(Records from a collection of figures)
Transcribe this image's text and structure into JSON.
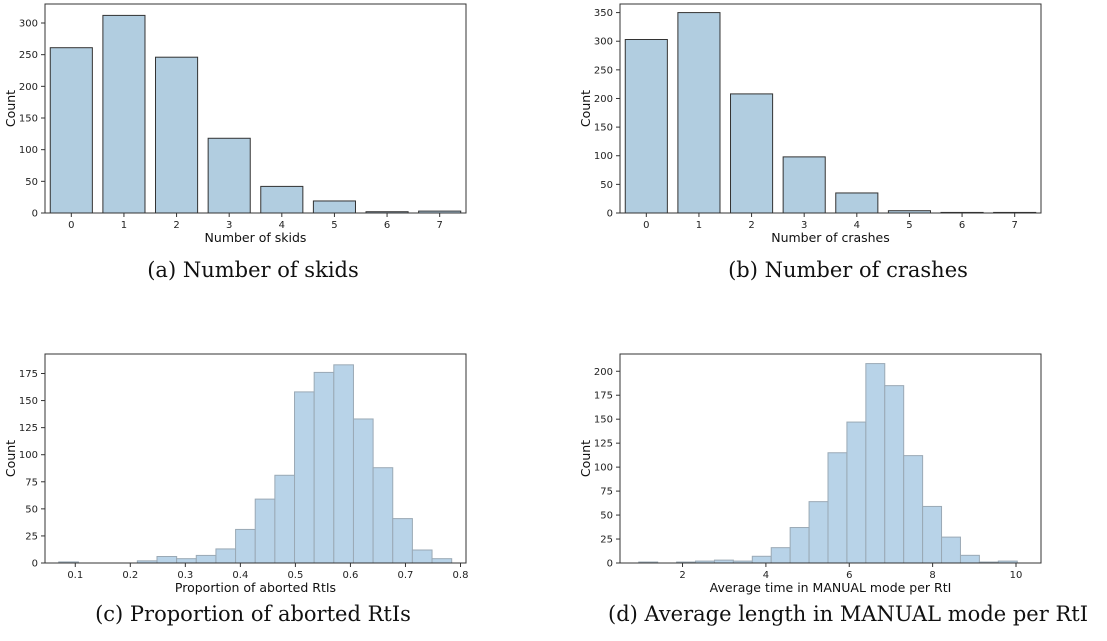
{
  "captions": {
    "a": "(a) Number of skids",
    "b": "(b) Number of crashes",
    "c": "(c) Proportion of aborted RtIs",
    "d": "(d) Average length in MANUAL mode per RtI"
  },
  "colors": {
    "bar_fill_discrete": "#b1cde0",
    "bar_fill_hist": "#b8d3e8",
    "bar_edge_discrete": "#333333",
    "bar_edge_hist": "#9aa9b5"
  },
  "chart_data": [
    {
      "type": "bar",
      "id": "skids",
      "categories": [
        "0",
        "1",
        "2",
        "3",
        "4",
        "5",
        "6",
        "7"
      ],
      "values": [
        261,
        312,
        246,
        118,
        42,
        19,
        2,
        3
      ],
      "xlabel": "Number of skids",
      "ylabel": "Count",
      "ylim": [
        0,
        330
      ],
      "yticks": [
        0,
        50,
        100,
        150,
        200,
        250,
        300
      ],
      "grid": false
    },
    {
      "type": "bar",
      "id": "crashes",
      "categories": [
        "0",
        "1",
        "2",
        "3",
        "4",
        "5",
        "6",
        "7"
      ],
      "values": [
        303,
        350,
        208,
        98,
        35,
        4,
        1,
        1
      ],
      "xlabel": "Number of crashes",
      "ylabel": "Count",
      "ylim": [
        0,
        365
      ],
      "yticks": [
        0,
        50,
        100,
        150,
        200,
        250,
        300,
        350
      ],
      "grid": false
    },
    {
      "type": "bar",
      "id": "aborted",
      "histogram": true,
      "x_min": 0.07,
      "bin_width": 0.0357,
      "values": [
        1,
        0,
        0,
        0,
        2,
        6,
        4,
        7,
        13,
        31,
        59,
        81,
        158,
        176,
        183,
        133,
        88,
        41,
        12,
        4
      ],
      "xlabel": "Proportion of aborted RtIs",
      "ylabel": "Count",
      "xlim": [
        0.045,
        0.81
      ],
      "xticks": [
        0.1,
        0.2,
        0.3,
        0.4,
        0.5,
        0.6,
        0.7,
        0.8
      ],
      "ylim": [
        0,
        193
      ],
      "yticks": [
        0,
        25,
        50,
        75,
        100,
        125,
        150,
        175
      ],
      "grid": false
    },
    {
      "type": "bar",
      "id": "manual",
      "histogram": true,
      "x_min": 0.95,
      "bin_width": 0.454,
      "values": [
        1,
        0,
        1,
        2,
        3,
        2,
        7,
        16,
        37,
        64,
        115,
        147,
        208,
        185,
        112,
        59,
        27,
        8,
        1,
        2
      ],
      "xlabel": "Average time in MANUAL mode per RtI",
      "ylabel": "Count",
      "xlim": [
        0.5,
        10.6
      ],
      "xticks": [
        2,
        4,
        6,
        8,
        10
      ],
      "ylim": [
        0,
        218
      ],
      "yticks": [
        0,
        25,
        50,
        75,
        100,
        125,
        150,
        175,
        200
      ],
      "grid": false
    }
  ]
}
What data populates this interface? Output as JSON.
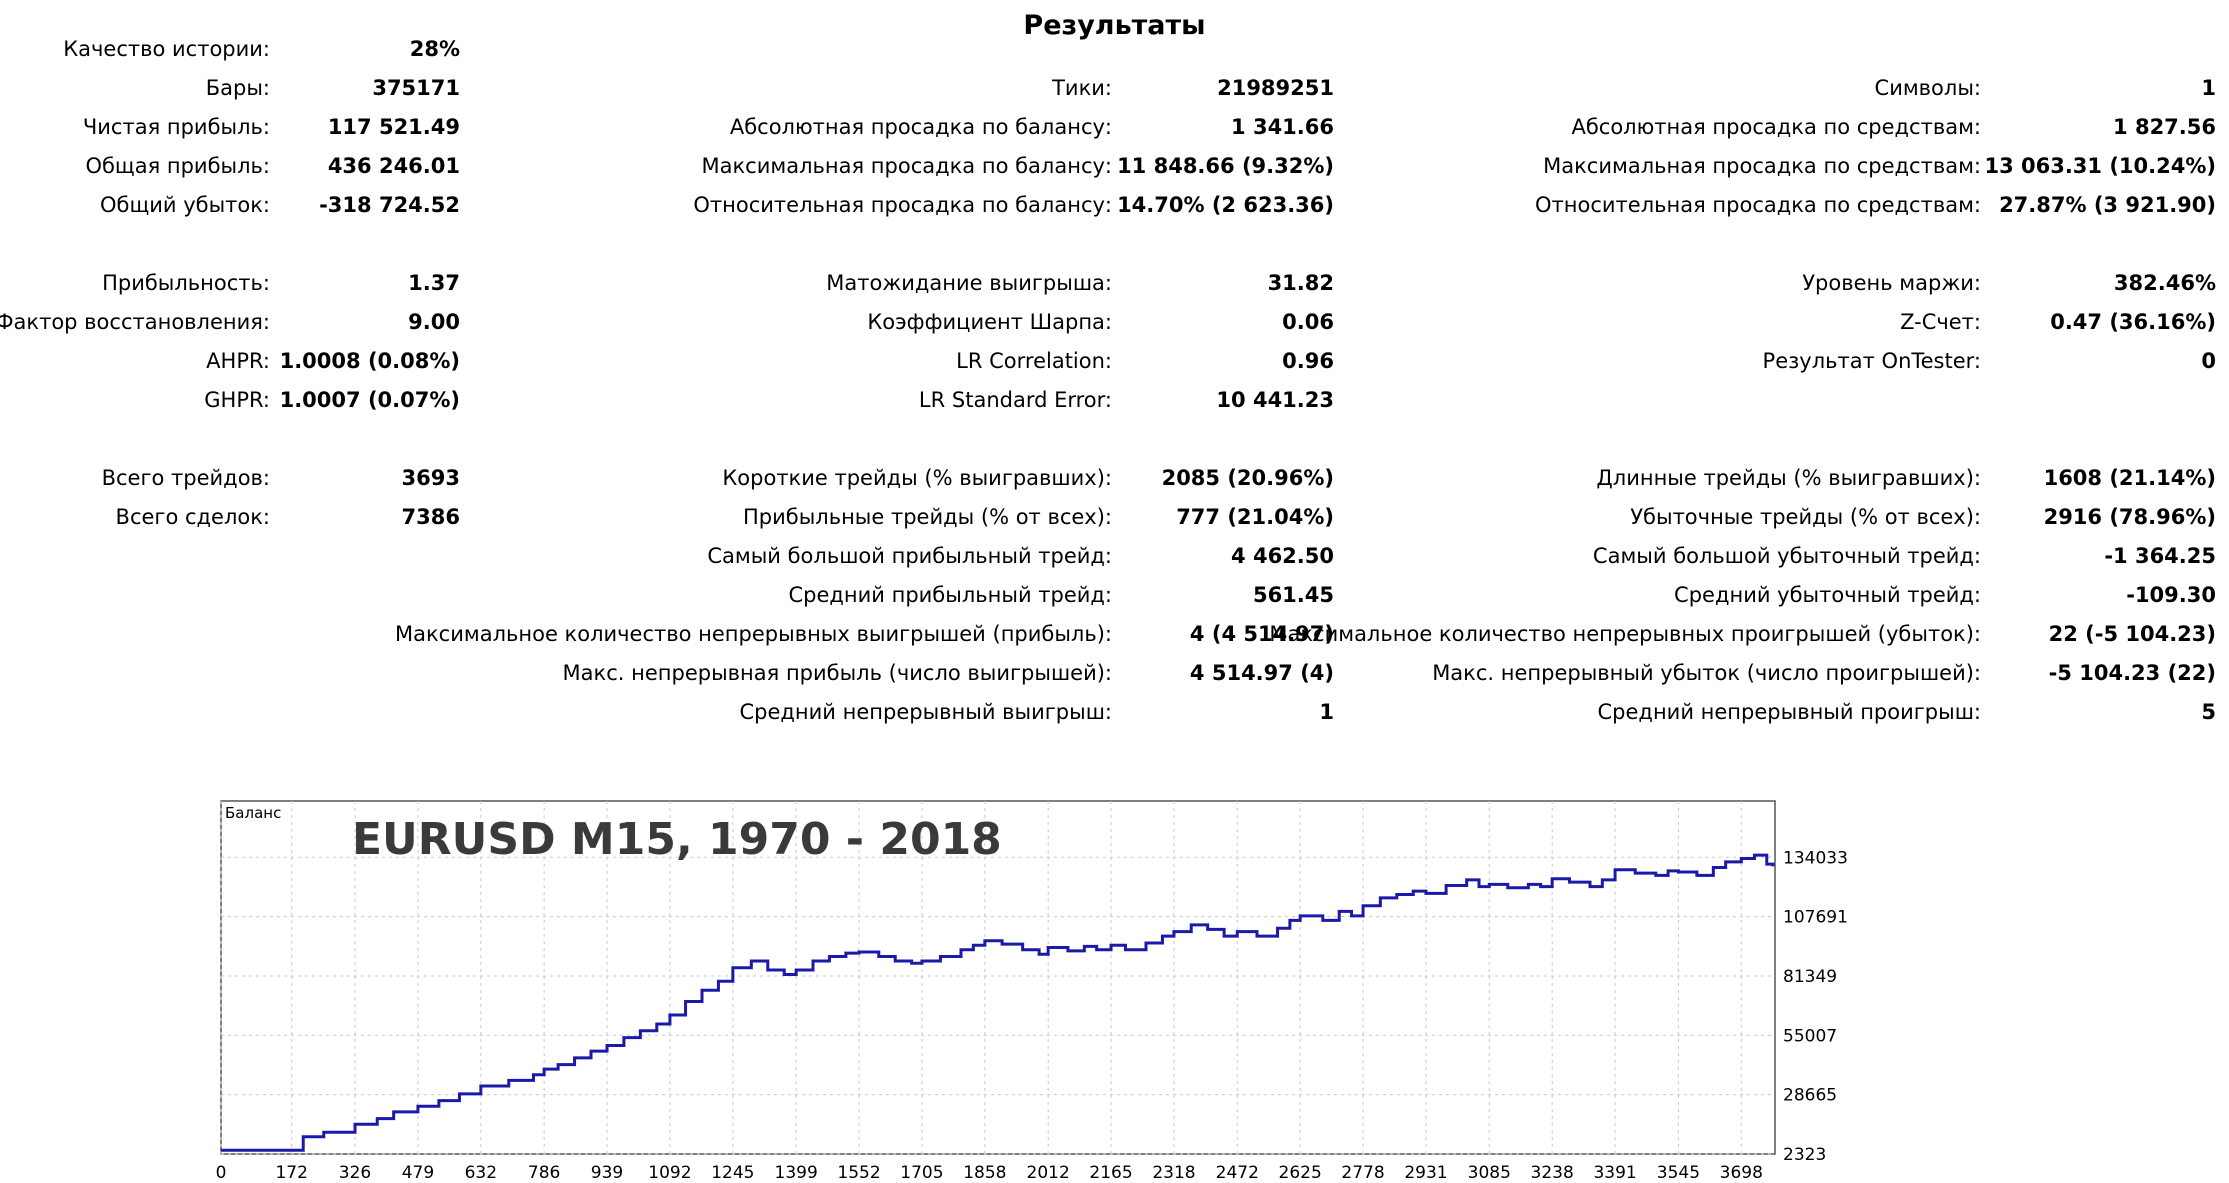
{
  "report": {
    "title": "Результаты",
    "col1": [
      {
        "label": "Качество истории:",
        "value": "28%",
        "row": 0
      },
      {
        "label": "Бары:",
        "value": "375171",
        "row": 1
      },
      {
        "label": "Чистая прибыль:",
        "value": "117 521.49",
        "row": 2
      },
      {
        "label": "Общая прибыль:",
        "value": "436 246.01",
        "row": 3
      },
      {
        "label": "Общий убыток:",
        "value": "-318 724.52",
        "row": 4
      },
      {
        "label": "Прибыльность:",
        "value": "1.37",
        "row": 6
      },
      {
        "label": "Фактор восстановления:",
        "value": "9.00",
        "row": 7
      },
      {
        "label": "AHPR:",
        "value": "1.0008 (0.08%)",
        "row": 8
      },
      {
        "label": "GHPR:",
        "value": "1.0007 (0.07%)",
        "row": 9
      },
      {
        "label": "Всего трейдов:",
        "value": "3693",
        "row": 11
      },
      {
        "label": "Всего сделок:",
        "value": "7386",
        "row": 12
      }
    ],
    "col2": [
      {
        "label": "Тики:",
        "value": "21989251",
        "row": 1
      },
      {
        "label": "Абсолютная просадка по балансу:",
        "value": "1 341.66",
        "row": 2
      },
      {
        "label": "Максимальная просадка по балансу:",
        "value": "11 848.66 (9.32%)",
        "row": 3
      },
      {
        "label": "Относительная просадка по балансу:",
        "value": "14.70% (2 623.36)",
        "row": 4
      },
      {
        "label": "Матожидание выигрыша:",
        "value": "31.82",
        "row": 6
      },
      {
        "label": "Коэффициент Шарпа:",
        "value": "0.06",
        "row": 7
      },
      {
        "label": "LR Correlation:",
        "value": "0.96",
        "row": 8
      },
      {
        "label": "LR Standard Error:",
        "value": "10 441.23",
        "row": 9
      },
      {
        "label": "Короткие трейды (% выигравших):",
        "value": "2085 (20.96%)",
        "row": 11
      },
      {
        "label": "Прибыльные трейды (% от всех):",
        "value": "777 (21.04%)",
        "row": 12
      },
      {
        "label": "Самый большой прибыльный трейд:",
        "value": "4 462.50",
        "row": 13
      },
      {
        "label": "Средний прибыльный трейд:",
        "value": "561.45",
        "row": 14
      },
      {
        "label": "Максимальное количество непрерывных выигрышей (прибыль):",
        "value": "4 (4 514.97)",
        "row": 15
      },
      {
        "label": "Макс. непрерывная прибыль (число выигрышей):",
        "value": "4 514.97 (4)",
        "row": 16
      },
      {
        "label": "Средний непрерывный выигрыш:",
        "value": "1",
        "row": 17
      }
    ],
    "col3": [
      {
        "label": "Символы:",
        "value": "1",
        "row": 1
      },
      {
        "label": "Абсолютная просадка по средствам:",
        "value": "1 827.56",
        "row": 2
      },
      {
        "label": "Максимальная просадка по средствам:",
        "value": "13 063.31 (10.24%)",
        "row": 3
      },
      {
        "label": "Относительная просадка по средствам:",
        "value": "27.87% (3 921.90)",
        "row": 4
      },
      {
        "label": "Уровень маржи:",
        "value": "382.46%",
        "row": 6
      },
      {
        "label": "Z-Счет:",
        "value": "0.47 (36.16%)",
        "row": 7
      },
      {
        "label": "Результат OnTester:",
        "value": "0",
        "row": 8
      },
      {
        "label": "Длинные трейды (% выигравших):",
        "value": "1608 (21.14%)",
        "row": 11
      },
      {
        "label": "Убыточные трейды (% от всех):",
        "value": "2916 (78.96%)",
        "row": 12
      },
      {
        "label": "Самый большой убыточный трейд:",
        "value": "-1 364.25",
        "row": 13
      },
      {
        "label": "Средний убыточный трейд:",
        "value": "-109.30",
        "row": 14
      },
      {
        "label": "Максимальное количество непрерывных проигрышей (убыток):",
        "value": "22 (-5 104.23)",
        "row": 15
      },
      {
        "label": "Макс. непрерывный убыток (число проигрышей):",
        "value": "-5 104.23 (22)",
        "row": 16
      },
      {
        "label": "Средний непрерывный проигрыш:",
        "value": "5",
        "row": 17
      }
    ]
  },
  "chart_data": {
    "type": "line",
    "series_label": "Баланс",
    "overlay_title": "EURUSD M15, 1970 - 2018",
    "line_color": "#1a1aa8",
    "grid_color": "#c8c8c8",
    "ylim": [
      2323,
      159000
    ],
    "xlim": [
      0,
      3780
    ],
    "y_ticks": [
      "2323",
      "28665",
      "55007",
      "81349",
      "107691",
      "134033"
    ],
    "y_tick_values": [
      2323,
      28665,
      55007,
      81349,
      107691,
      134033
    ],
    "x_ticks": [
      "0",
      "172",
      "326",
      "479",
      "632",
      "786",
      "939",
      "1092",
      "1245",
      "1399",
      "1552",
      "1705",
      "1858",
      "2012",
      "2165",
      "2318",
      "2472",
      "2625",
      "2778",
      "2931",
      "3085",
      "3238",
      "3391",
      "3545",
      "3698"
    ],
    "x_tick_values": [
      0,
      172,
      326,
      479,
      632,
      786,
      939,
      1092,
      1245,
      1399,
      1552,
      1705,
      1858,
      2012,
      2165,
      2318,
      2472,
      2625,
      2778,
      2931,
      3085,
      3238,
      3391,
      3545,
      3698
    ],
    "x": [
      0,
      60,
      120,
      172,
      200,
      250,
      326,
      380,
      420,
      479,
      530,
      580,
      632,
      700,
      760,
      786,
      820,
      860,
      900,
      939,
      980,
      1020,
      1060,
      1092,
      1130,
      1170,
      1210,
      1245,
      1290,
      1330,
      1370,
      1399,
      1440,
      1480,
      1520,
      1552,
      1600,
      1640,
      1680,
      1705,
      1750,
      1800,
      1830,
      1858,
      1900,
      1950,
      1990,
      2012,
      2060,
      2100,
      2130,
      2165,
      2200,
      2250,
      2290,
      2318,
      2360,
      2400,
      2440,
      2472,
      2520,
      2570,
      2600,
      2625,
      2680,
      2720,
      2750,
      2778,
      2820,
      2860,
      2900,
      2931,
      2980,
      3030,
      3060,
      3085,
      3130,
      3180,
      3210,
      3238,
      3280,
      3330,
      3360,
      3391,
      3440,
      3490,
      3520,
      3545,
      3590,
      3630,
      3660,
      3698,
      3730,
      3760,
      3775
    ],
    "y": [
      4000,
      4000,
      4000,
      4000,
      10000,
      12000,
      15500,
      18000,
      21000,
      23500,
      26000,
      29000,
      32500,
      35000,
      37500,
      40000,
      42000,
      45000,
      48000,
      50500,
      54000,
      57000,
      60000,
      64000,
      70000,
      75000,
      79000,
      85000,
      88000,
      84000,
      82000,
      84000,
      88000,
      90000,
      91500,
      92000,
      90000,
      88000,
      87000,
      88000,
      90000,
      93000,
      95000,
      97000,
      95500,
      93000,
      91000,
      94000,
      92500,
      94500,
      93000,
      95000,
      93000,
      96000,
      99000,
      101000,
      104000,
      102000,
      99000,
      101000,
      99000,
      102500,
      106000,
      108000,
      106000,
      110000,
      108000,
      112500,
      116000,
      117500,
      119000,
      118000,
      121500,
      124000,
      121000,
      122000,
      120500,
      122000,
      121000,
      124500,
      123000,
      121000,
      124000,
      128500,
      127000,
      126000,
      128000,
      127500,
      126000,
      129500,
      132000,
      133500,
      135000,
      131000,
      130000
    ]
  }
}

* [Requirement]
In the listing, find every line containing the word "Средний" and list it.

* [The answer]
        "label": "Средний прибыльный трейд:",
        "label": "Средний непрерывный выигрыш:",
        "label": "Средний убыточный трейд:",
        "label": "Средний непрерывный проигрыш:",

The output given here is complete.